++++ DATASET RECORDS ++++

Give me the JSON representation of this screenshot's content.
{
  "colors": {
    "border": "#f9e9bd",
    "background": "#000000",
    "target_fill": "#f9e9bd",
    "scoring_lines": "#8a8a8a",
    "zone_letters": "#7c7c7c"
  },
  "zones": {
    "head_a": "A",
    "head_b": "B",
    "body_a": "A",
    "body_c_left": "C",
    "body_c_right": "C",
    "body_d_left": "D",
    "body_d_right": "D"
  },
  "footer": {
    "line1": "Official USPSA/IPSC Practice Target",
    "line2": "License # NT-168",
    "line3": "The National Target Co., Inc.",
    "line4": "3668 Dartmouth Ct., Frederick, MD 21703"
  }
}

++++

- _PROBLEM REQUIREMENTS_:
Reproduce the entire listing word for word.

- _RESPONSE TO THIS EXERCISE_:
Give me the JSON representation of this screenshot's content.
{
  "colors": {
    "border": "#f9e9bd",
    "background": "#000000",
    "target_fill": "#f9e9bd",
    "scoring_lines": "#8a8a8a",
    "zone_letters": "#7c7c7c"
  },
  "zones": {
    "head_a": "A",
    "head_b": "B",
    "body_a": "A",
    "body_c_left": "C",
    "body_c_right": "C",
    "body_d_left": "D",
    "body_d_right": "D"
  },
  "footer": {
    "line1": "Official USPSA/IPSC Practice Target",
    "line2": "License # NT-168",
    "line3": "The National Target Co., Inc.",
    "line4": "3668 Dartmouth Ct., Frederick, MD 21703"
  }
}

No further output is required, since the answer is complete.